*EXERCISE DETAILS:* Scan the entries and tally the lines that include the string "this". Reply with the figure alone.

*SUPPLIED RECORDS:*
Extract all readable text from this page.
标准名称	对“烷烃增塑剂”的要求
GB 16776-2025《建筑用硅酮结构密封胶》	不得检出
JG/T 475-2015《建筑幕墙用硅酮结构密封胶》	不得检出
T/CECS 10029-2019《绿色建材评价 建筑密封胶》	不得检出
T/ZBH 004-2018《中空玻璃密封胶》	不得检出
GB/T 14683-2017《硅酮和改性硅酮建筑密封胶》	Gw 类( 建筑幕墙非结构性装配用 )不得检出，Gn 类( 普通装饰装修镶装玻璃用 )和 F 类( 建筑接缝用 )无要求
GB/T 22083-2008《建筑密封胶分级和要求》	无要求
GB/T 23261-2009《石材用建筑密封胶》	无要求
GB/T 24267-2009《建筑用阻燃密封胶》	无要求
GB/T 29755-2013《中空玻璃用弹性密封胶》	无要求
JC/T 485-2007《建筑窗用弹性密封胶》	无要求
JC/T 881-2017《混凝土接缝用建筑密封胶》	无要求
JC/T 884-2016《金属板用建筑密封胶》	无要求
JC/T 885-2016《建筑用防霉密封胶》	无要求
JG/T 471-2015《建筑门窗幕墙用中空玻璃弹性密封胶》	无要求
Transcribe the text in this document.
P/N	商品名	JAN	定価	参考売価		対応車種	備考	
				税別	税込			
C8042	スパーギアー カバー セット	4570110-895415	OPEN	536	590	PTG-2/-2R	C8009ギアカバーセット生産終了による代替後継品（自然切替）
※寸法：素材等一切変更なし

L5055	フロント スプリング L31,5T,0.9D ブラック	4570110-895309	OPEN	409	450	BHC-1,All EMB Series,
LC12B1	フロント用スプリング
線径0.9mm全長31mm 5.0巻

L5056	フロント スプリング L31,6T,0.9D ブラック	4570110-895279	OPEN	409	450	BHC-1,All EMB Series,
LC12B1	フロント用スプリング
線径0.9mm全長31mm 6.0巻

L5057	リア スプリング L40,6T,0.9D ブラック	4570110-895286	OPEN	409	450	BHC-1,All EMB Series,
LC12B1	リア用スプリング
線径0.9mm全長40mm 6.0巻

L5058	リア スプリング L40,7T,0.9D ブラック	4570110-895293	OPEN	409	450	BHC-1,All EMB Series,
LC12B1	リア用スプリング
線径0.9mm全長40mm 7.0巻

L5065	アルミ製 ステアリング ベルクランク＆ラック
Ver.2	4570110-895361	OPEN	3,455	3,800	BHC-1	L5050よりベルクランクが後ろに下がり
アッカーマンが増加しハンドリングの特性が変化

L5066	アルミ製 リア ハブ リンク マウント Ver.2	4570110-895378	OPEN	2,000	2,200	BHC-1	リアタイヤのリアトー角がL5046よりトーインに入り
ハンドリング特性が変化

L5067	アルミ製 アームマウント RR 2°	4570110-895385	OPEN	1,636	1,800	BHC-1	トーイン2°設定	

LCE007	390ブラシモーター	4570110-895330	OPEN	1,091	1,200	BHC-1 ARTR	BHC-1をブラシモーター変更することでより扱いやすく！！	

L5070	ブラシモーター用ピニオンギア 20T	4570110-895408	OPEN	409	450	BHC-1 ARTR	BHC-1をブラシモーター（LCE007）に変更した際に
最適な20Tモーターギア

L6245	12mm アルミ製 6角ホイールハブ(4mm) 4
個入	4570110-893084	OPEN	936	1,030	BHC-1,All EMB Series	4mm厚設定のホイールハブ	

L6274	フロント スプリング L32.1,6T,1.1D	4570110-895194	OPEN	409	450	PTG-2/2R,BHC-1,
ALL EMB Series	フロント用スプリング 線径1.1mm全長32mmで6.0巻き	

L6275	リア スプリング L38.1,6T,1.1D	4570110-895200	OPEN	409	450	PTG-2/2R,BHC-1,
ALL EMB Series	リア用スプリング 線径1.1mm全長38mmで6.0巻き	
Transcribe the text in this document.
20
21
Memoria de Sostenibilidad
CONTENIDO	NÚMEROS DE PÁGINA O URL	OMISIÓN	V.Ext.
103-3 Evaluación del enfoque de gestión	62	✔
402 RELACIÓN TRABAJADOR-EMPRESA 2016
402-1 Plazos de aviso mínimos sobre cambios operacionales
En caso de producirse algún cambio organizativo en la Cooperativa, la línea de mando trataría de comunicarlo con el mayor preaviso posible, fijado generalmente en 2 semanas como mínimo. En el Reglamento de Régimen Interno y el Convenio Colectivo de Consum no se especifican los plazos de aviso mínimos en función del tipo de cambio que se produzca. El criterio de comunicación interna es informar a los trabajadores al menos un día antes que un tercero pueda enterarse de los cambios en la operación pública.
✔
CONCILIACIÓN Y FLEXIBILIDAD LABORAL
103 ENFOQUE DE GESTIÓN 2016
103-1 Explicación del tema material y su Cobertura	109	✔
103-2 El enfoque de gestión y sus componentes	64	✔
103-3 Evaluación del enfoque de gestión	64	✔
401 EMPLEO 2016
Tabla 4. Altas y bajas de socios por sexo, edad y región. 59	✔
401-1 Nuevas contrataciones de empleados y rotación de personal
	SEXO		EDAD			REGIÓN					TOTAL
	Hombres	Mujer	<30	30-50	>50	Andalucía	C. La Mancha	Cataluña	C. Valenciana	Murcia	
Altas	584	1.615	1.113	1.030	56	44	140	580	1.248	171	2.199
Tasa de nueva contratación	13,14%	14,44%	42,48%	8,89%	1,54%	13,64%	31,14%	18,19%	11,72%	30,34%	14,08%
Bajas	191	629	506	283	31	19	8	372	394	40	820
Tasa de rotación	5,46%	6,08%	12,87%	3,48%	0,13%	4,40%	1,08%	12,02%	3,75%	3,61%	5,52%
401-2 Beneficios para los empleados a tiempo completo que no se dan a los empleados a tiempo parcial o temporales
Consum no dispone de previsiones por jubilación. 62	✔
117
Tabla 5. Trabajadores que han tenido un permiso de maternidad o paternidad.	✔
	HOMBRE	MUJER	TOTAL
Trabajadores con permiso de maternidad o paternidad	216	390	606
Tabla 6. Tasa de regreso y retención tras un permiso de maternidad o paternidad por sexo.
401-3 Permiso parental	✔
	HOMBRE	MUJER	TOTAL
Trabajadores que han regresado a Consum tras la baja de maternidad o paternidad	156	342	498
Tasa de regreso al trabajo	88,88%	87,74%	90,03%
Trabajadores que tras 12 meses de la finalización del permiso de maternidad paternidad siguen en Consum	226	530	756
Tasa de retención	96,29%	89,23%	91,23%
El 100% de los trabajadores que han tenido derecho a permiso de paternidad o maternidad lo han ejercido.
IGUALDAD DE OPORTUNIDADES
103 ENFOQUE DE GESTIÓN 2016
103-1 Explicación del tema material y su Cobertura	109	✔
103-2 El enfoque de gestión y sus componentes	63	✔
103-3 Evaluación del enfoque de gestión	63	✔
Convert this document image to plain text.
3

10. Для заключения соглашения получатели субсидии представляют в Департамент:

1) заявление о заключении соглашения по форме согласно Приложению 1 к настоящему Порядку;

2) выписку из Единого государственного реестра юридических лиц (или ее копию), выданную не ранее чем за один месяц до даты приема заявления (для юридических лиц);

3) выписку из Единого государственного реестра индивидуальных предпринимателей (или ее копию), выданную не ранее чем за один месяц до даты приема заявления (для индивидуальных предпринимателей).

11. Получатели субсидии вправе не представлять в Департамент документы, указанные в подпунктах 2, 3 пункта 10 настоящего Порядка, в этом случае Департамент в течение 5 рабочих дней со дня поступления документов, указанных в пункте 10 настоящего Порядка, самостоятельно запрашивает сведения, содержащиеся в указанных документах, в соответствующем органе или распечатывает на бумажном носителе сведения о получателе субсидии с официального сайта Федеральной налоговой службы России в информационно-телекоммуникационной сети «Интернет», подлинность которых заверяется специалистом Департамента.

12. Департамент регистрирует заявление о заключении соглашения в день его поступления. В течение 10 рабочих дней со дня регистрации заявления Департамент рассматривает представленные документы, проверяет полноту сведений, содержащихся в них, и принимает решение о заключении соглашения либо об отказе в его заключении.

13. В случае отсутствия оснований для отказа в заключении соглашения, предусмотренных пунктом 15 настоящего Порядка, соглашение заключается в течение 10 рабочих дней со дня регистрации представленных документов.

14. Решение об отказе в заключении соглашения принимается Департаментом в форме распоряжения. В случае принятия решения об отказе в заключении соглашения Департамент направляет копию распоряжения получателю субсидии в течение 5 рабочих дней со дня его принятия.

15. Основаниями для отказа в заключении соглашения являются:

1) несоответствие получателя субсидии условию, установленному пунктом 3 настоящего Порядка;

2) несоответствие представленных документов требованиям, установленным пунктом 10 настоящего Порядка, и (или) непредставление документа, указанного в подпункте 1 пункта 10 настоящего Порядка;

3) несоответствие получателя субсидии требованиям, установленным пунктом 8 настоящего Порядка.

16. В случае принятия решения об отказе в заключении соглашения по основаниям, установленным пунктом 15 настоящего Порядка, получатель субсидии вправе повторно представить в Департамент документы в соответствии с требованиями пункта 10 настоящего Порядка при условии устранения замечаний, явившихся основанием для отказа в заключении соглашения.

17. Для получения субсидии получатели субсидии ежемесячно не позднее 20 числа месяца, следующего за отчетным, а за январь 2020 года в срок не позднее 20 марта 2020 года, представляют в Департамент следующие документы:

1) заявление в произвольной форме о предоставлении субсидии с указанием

*COMPLETED TASK:* 4